[RECORDS SHOWN Boundary: Start]
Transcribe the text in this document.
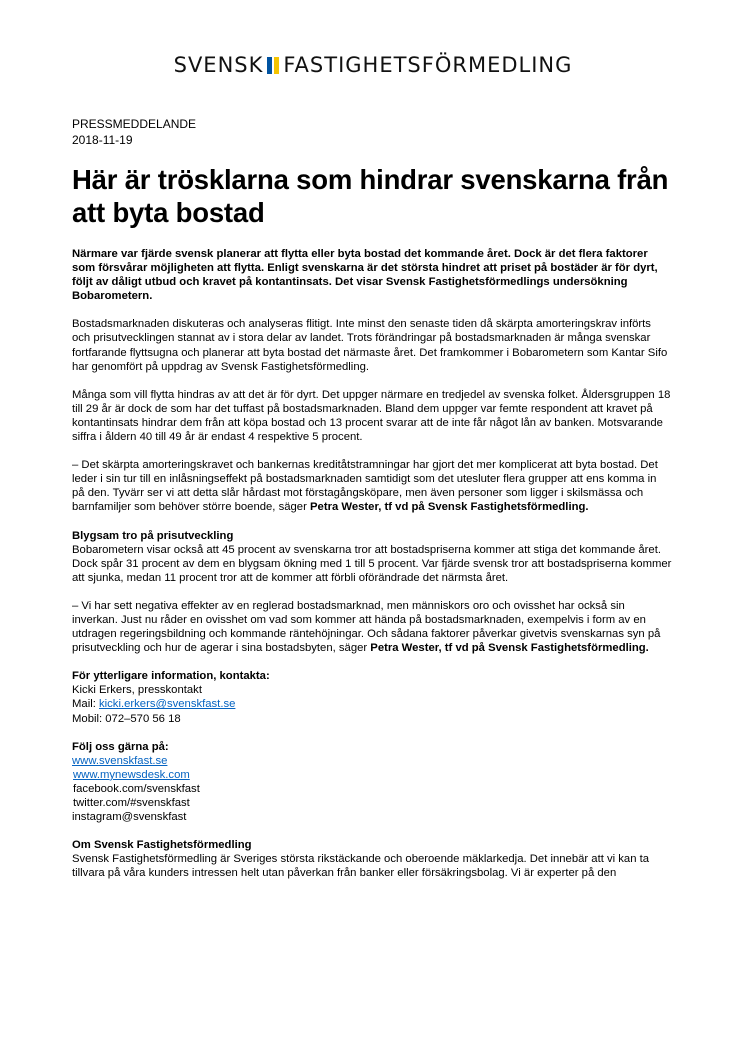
SVENSK FASTIGHETSFÖRMEDLING
PRESSMEDDELANDE
2018-11-19
Här är trösklarna som hindrar svenskarna från att byta bostad

Närmare var fjärde svensk planerar att flytta eller byta bostad det kommande året. Dock är det flera faktorer som försvårar möjligheten att flytta. Enligt svenskarna är det största hindret att priset på bostäder är för dyrt, följt av dåligt utbud och kravet på kontantinsats. Det visar Svensk Fastighetsförmedlings undersökning Bobarometern.

Bostadsmarknaden diskuteras och analyseras flitigt. Inte minst den senaste tiden då skärpta amorteringskrav införts och prisutvecklingen stannat av i stora delar av landet. Trots förändringar på bostadsmarknaden är många svenskar fortfarande flyttsugna och planerar att byta bostad det närmaste året. Det framkommer i Bobarometern som Kantar Sifo har genomfört på uppdrag av Svensk Fastighetsförmedling.

Många som vill flytta hindras av att det är för dyrt. Det uppger närmare en tredjedel av svenska folket. Åldersgruppen 18 till 29 år är dock de som har det tuffast på bostadsmarknaden. Bland dem uppger var femte respondent att kravet på kontantinsats hindrar dem från att köpa bostad och 13 procent svarar att de inte får något lån av banken. Motsvarande siffra i åldern 40 till 49 år är endast 4 respektive 5 procent.

– Det skärpta amorteringskravet och bankernas kreditåtstramningar har gjort det mer komplicerat att byta bostad. Det leder i sin tur till en inlåsningseffekt på bostadsmarknaden samtidigt som det utesluter flera grupper att ens komma in på den. Tyvärr ser vi att detta slår hårdast mot förstagångsköpare, men även personer som ligger i skilsmässa och barnfamiljer som behöver större boende, säger Petra Wester, tf vd på Svensk Fastighetsförmedling.

Blygsam tro på prisutveckling
Bobarometern visar också att 45 procent av svenskarna tror att bostadspriserna kommer att stiga det kommande året. Dock spår 31 procent av dem en blygsam ökning med 1 till 5 procent. Var fjärde svensk tror att bostadspriserna kommer att sjunka, medan 11 procent tror att de kommer att förbli oförändrade det närmsta året.

– Vi har sett negativa effekter av en reglerad bostadsmarknad, men människors oro och ovisshet har också sin inverkan. Just nu råder en ovisshet om vad som kommer att hända på bostadsmarknaden, exempelvis i form av en utdragen regeringsbildning och kommande räntehöjningar. Och sådana faktorer påverkar givetvis svenskarnas syn på prisutveckling och hur de agerar i sina bostadsbyten, säger Petra Wester, tf vd på Svensk Fastighetsförmedling.

För ytterligare information, kontakta:
Kicki Erkers, presskontakt
Mail: kicki.erkers@svenskfast.se
Mobil: 072–570 56 18

Följ oss gärna på:
www.svenskfast.se
www.mynewsdesk.com

facebook.com/svenskfast
twitter.com/#svenskfast
instagram@svenskfast

Om Svensk Fastighetsförmedling
Svensk Fastighetsförmedling är Sveriges största rikstäckande och oberoende mäklarkedja. Det innebär att vi kan ta tillvara på våra kunders intressen helt utan påverkan från banker eller försäkringsbolag. Vi är experter på den
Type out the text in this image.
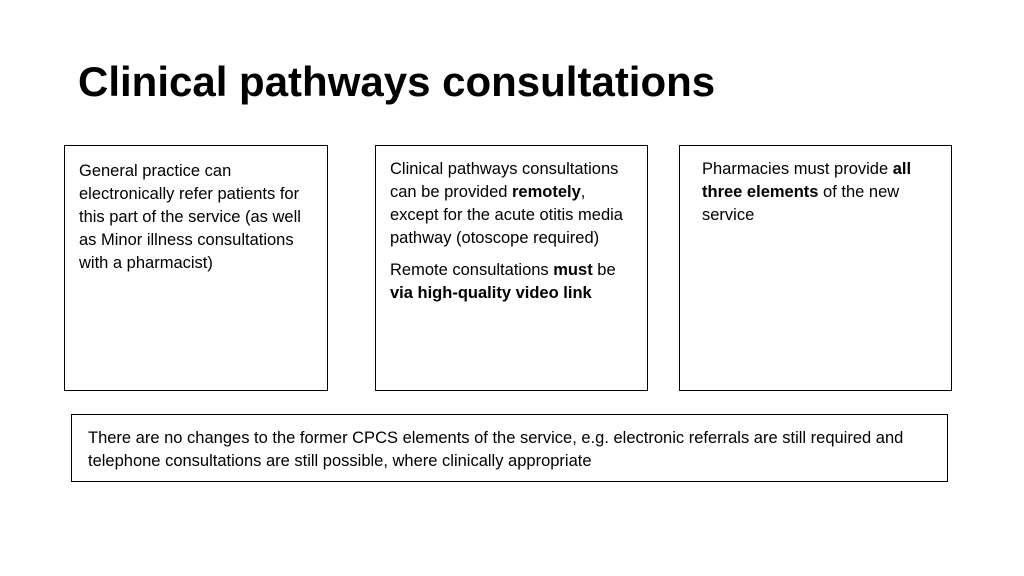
Clinical pathways consultations

General practice can electronically refer patients for this part of the service (as well as Minor illness consultations with a pharmacist)

Clinical pathways consultations can be provided remotely, except for the acute otitis media pathway (otoscope required)

Remote consultations must be via high-quality video link

Pharmacies must provide all three elements of the new service

There are no changes to the former CPCS elements of the service, e.g. electronic referrals are still required and telephone consultations are still possible, where clinically appropriate
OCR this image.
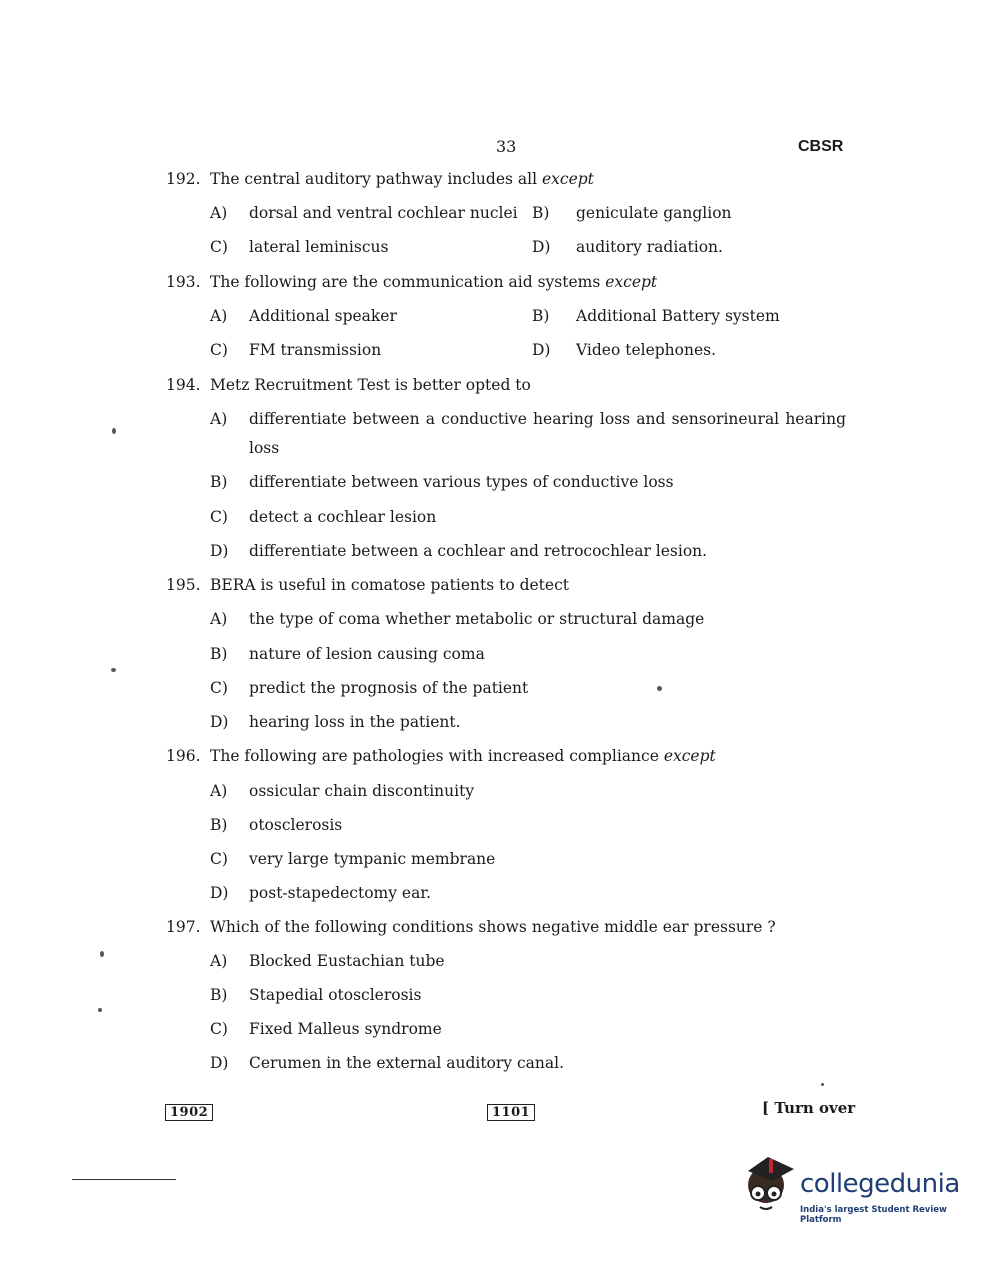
33	CBSR
192. The central auditory pathway includes all except
A) dorsal and ventral cochlear nuclei B) geniculate ganglion
C) lateral leminiscus	D) auditory radiation.
193. The following are the communication aid systems except
A) Additional speaker	B) Additional Battery system
C) FM transmission	D) Video telephones.
194. Metz Recruitment Test is better opted to
A) differentiate between a conductive hearing loss and sensorineural hearing
loss
B) differentiate between various types of conductive loss
C) detect a cochlear lesion
D) differentiate between a cochlear and retrocochlear lesion.
195. BERA is useful in comatose patients to detect
A) the type of coma whether metabolic or structural damage
B) nature of lesion causing coma
C) predict the prognosis of the patient
D) hearing loss in the patient.
196. The following are pathologies with increased compliance except
A) ossicular chain discontinuity
B) otosclerosis
C) very large tympanic membrane
D) post-stapedectomy ear.
197. Which of the following conditions shows negative middle ear pressure ?
A) Blocked Eustachian tube
B) Stapedial otosclerosis
C) Fixed Malleus syndrome
D) Cerumen in the external auditory canal.
1902	1101	[ Turn over
collegedunia
India's largest Student Review Platform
[RECORDS SHOWN Boundary: End]
_WHAT TO WORK ON_
With the pictures removed, the entries above should be transcribed exactly.

_ANSWER BOX_
Transcribe the text in this document.
SVENSK FASTIGHETSFÖRMEDLING
PRESSMEDDELANDE
2018-11-19
Här är trösklarna som hindrar svenskarna från att byta bostad

Närmare var fjärde svensk planerar att flytta eller byta bostad det kommande året. Dock är det flera faktorer som försvårar möjligheten att flytta. Enligt svenskarna är det största hindret att priset på bostäder är för dyrt, följt av dåligt utbud och kravet på kontantinsats. Det visar Svensk Fastighetsförmedlings undersökning Bobarometern.

Bostadsmarknaden diskuteras och analyseras flitigt. Inte minst den senaste tiden då skärpta amorteringskrav införts och prisutvecklingen stannat av i stora delar av landet. Trots förändringar på bostadsmarknaden är många svenskar fortfarande flyttsugna och planerar att byta bostad det närmaste året. Det framkommer i Bobarometern som Kantar Sifo har genomfört på uppdrag av Svensk Fastighetsförmedling.

Många som vill flytta hindras av att det är för dyrt. Det uppger närmare en tredjedel av svenska folket. Åldersgruppen 18 till 29 år är dock de som har det tuffast på bostadsmarknaden. Bland dem uppger var femte respondent att kravet på kontantinsats hindrar dem från att köpa bostad och 13 procent svarar att de inte får något lån av banken. Motsvarande siffra i åldern 40 till 49 år är endast 4 respektive 5 procent.

– Det skärpta amorteringskravet och bankernas kreditåtstramningar har gjort det mer komplicerat att byta bostad. Det leder i sin tur till en inlåsningseffekt på bostadsmarknaden samtidigt som det utesluter flera grupper att ens komma in på den. Tyvärr ser vi att detta slår hårdast mot förstagångsköpare, men även personer som ligger i skilsmässa och barnfamiljer som behöver större boende, säger Petra Wester, tf vd på Svensk Fastighetsförmedling.

Blygsam tro på prisutveckling
Bobarometern visar också att 45 procent av svenskarna tror att bostadspriserna kommer att stiga det kommande året. Dock spår 31 procent av dem en blygsam ökning med 1 till 5 procent. Var fjärde svensk tror att bostadspriserna kommer att sjunka, medan 11 procent tror att de kommer att förbli oförändrade det närmsta året.

– Vi har sett negativa effekter av en reglerad bostadsmarknad, men människors oro och ovisshet har också sin inverkan. Just nu råder en ovisshet om vad som kommer att hända på bostadsmarknaden, exempelvis i form av en utdragen regeringsbildning och kommande räntehöjningar. Och sådana faktorer påverkar givetvis svenskarnas syn på prisutveckling och hur de agerar i sina bostadsbyten, säger Petra Wester, tf vd på Svensk Fastighetsförmedling.

För ytterligare information, kontakta:
Kicki Erkers, presskontakt
Mail: kicki.erkers@svenskfast.se
Mobil: 072–570 56 18

Följ oss gärna på:
www.svenskfast.se
www.mynewsdesk.com

facebook.com/svenskfast
twitter.com/#svenskfast
instagram@svenskfast

Om Svensk Fastighetsförmedling
Svensk Fastighetsförmedling är Sveriges största rikstäckande och oberoende mäklarkedja. Det innebär att vi kan ta tillvara på våra kunders intressen helt utan påverkan från banker eller försäkringsbolag. Vi är experter på den
Type out the text in this image.
Clinical pathways consultations

General practice can electronically refer patients for this part of the service (as well as Minor illness consultations with a pharmacist)

Clinical pathways consultations can be provided remotely, except for the acute otitis media pathway (otoscope required)

Remote consultations must be via high-quality video link

Pharmacies must provide all three elements of the new service

There are no changes to the former CPCS elements of the service, e.g. electronic referrals are still required and telephone consultations are still possible, where clinically appropriate
OCR this image.
33	CBSR
192. The central auditory pathway includes all except
A) dorsal and ventral cochlear nuclei B) geniculate ganglion
C) lateral leminiscus	D) auditory radiation.
193. The following are the communication aid systems except
A) Additional speaker	B) Additional Battery system
C) FM transmission	D) Video telephones.
194. Metz Recruitment Test is better opted to
A) differentiate between a conductive hearing loss and sensorineural hearing
loss
B) differentiate between various types of conductive loss
C) detect a cochlear lesion
D) differentiate between a cochlear and retrocochlear lesion.
195. BERA is useful in comatose patients to detect
A) the type of coma whether metabolic or structural damage
B) nature of lesion causing coma
C) predict the prognosis of the patient
D) hearing loss in the patient.
196. The following are pathologies with increased compliance except
A) ossicular chain discontinuity
B) otosclerosis
C) very large tympanic membrane
D) post-stapedectomy ear.
197. Which of the following conditions shows negative middle ear pressure ?
A) Blocked Eustachian tube
B) Stapedial otosclerosis
C) Fixed Malleus syndrome
D) Cerumen in the external auditory canal.
1902	1101	[ Turn over
collegedunia
India's largest Student Review Platform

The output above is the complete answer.